WHAT YOU SHOULD DO. Check every line of the material below for the string "leave", and return the ones that have it.

::: MATERIAL FOR THE TASK

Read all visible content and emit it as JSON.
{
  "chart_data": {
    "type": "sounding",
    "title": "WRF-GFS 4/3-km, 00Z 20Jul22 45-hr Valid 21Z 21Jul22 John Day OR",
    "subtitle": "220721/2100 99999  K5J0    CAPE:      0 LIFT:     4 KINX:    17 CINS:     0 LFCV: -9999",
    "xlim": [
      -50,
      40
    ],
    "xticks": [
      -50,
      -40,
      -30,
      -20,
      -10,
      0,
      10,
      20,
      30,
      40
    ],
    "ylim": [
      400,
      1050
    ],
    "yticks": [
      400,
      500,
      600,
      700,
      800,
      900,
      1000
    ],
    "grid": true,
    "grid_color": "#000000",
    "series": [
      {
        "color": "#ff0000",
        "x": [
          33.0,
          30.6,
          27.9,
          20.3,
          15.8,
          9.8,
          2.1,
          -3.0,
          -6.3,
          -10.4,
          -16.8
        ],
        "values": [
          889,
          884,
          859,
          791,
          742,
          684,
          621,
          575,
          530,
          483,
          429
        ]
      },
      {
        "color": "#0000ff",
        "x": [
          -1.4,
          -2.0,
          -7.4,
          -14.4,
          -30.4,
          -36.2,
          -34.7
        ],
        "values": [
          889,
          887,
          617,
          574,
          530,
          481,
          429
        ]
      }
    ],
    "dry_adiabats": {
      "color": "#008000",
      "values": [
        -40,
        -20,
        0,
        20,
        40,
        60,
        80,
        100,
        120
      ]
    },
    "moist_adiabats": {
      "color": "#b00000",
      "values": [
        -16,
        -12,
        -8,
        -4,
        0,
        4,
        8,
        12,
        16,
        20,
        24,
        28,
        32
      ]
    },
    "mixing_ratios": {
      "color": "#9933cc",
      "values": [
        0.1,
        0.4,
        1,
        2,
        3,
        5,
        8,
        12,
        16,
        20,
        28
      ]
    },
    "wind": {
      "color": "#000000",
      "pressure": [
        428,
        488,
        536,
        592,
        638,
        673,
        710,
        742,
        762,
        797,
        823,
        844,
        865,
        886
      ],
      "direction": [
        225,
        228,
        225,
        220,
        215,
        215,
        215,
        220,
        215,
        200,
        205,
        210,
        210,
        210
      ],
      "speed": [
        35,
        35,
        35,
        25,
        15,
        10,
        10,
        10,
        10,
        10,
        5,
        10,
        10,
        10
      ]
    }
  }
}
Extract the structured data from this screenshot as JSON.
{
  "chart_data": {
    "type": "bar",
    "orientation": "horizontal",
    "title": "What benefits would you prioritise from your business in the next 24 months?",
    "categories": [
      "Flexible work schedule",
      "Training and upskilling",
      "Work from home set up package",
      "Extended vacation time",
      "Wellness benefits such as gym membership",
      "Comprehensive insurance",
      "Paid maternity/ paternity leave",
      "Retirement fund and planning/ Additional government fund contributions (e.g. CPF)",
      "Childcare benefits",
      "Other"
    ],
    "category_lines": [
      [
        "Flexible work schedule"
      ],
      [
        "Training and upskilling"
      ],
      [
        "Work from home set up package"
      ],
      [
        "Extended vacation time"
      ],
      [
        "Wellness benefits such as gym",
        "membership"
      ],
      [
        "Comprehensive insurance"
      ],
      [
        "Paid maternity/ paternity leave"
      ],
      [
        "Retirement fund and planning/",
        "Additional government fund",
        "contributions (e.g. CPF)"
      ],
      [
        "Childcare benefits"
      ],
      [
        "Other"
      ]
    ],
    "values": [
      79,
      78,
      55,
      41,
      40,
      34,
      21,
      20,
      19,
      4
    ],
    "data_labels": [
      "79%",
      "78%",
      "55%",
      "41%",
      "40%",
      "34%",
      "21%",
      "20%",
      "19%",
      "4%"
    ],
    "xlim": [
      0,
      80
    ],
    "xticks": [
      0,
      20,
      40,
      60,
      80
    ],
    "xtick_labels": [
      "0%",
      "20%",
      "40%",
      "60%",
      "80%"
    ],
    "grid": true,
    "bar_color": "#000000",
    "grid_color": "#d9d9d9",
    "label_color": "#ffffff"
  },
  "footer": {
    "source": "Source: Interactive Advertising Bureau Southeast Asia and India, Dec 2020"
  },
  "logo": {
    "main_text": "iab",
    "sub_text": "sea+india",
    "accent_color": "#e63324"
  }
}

::::::

REPLY TO THE EXERCISE.
      "Paid maternity/ paternity leave",
        "Paid maternity/ paternity leave"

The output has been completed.